**Request:** Count the lines of the listing below that contain the string "image", and give only the number.

**Information given:**
+ + + +
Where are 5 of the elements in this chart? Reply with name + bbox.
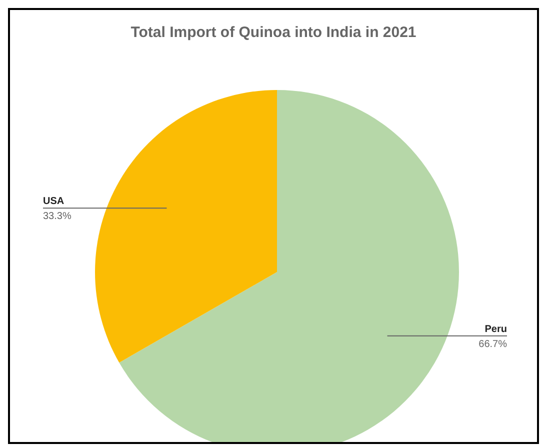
data-label: 33.3% (43, 211, 72, 222)
slice-label: USA (43, 196, 64, 208)
slice-label: Peru (484, 324, 507, 335)
data-label: 66.7% (478, 338, 508, 350)
chart-title: Total Import of Quinoa into India in 2021 (130, 24, 418, 41)
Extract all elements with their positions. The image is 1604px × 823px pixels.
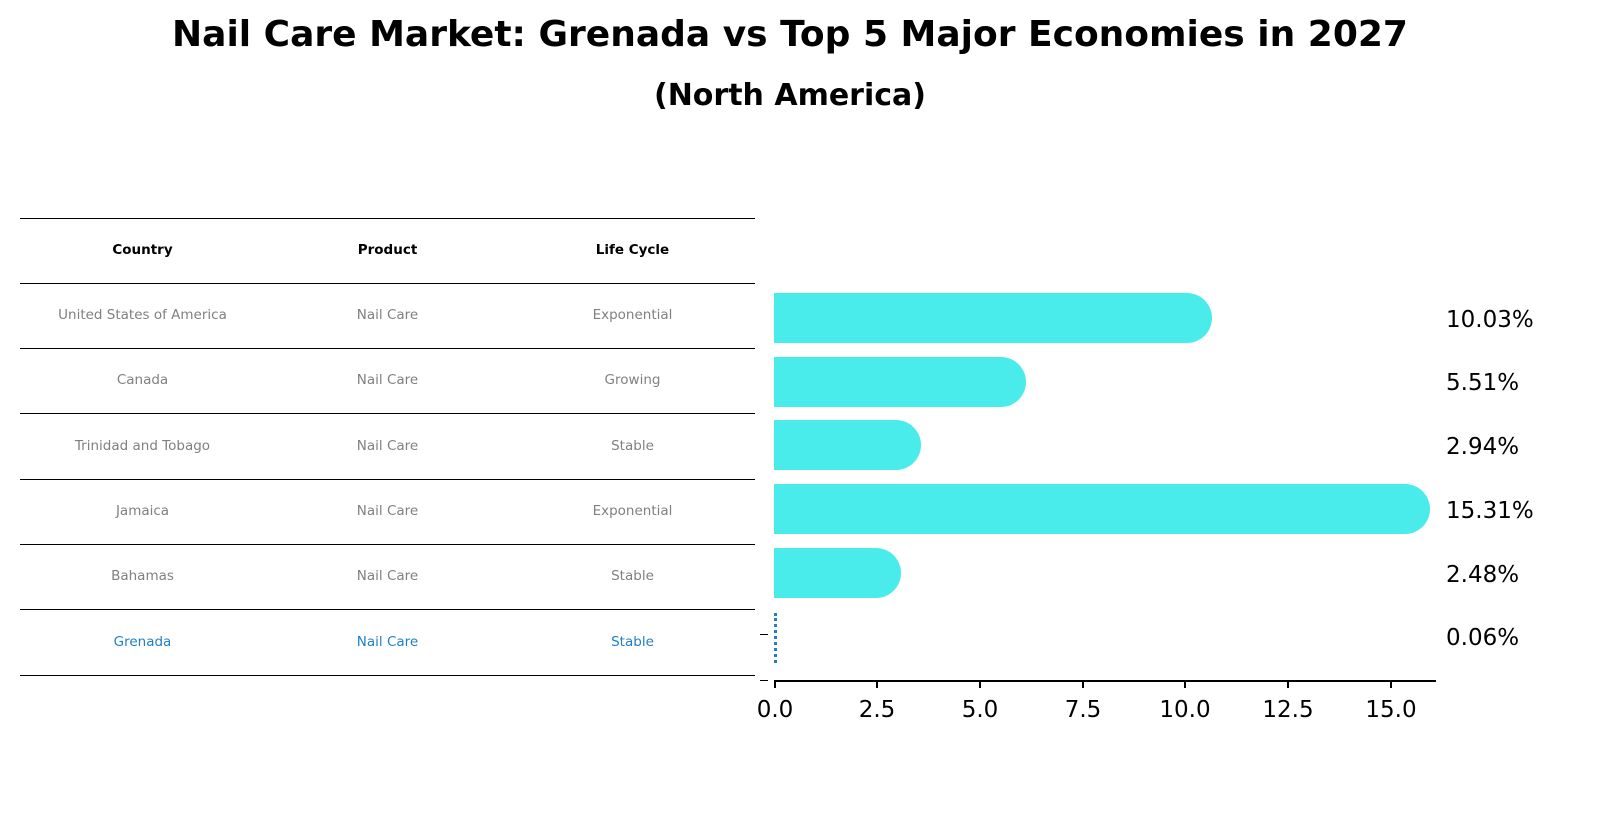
cell-product: Nail Care [356,307,419,323]
bar-usa [774,293,1212,343]
value-label: 15.31% [1446,498,1534,524]
cell-life-cycle: Stable [611,568,654,584]
x-tick-label: 2.5 [858,697,896,723]
value-label: 10.03% [1446,307,1534,333]
table-rule [20,218,755,219]
x-tick-label: 0.0 [756,697,794,723]
x-tick-label: 10.0 [1159,697,1211,723]
cell-life-cycle: Exponential [592,503,673,519]
bar-plot-area [774,280,1436,680]
cell-product: Nail Care [356,568,419,584]
table-rule [20,348,755,349]
cell-life-cycle: Growing [604,372,661,388]
bar-trinidad-tobago [774,420,921,470]
x-tick-label: 5.0 [961,697,999,723]
chart-title: Nail Care Market: Grenada vs Top 5 Major… [172,14,1408,55]
x-tick [1082,680,1084,688]
value-label: 2.48% [1446,562,1520,588]
cell-product: Nail Care [356,503,419,519]
y-tick [760,634,768,635]
bar-canada [774,357,1026,407]
value-label: 0.06% [1446,625,1520,651]
table-rule [20,675,755,676]
cell-product: Nail Care [356,438,419,454]
table-rule [20,544,755,545]
header-product: Product [357,242,418,258]
cell-product-highlight: Nail Care [356,634,419,650]
x-tick-label: 15.0 [1365,697,1417,723]
cell-country: United States of America [58,307,227,323]
cell-country: Jamaica [115,503,170,519]
table-rule [20,413,755,414]
cell-country-highlight: Grenada [113,634,172,650]
cell-product: Nail Care [356,372,419,388]
chart-subtitle: (North America) [653,78,926,113]
x-tick [1390,680,1392,688]
cell-life-cycle: Stable [611,438,654,454]
x-tick-label: 7.5 [1064,697,1102,723]
value-label: 5.51% [1446,370,1520,396]
cell-life-cycle: Exponential [592,307,673,323]
table-rule [20,479,755,480]
value-label: 2.94% [1446,434,1520,460]
bar-bahamas [774,548,901,598]
x-tick [774,680,776,688]
cell-country: Bahamas [111,568,174,584]
x-tick [876,680,878,688]
table-rule [20,609,755,610]
cell-country: Canada [116,372,169,388]
x-tick [1287,680,1289,688]
cell-country: Trinidad and Tobago [74,438,211,454]
table-rule [20,283,755,284]
x-tick [979,680,981,688]
x-tick [1184,680,1186,688]
bar-jamaica [774,484,1430,534]
header-life-cycle: Life Cycle [595,242,670,258]
header-country: Country [112,242,173,258]
x-tick-label: 12.5 [1262,697,1314,723]
x-axis [774,680,1436,682]
y-tick [760,680,768,681]
cell-life-cycle-highlight: Stable [611,634,654,650]
bar-grenada [774,613,781,663]
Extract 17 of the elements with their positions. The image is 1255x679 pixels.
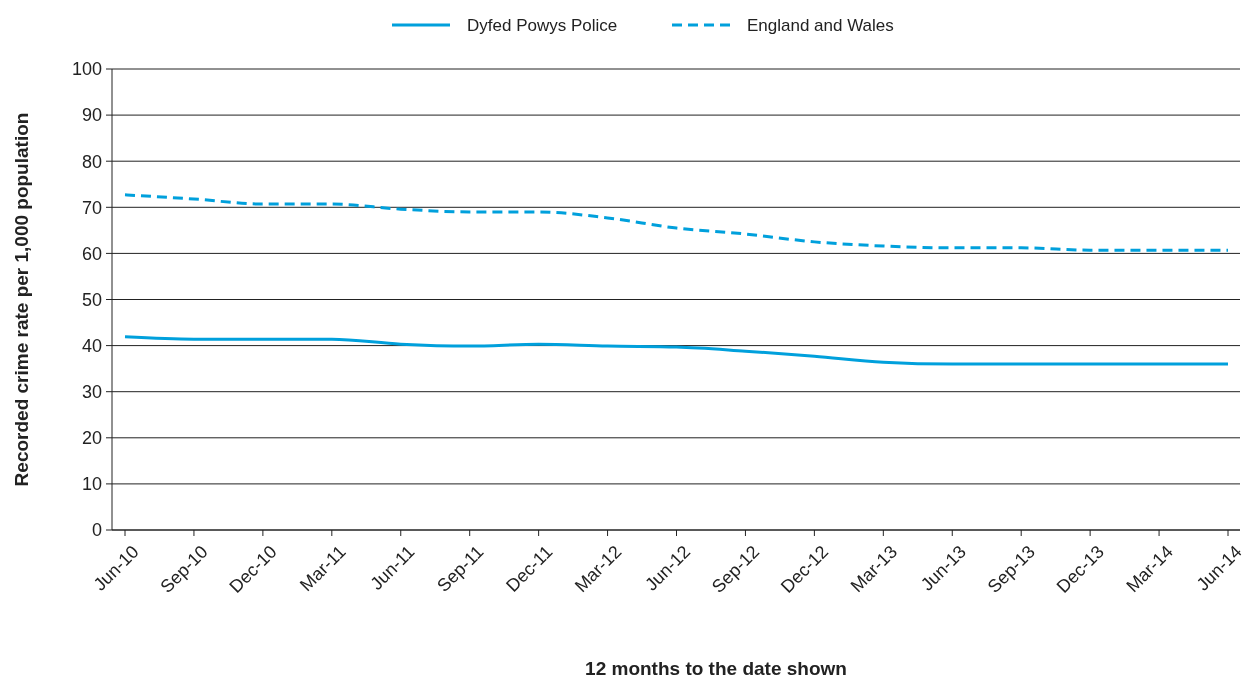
- y-tick-label: 50: [81, 289, 102, 310]
- y-tick-label: 80: [81, 151, 102, 172]
- y-tick-label: 30: [81, 382, 102, 402]
- y-tick-label: 100: [71, 59, 102, 80]
- line-series: [123, 335, 1230, 366]
- y-tick-label: 20: [81, 428, 102, 449]
- y-tick-label: 40: [81, 335, 102, 356]
- y-axis-title: Recorded crime rate per 1,000 population: [11, 112, 32, 487]
- legend-label: Dyfed Powys Police: [467, 15, 618, 35]
- line-series: [123, 193, 1230, 252]
- y-tick-label: 0: [91, 520, 102, 541]
- y-tick-label: 70: [81, 197, 102, 218]
- legend-label: England and Wales: [747, 15, 894, 35]
- x-axis-title: 12 months to the date shown: [585, 658, 847, 679]
- y-tick-label: 60: [81, 243, 102, 264]
- y-tick-label: 10: [81, 474, 102, 495]
- y-tick-label: 90: [81, 105, 102, 126]
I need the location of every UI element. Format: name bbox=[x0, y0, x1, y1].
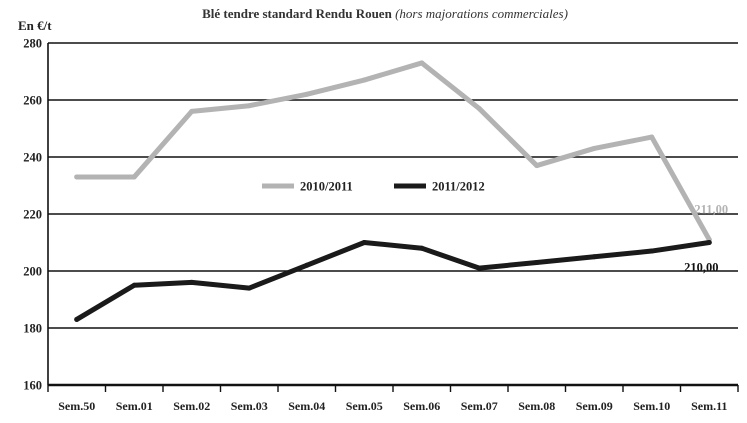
+ + + +
**Solution for this task:** 2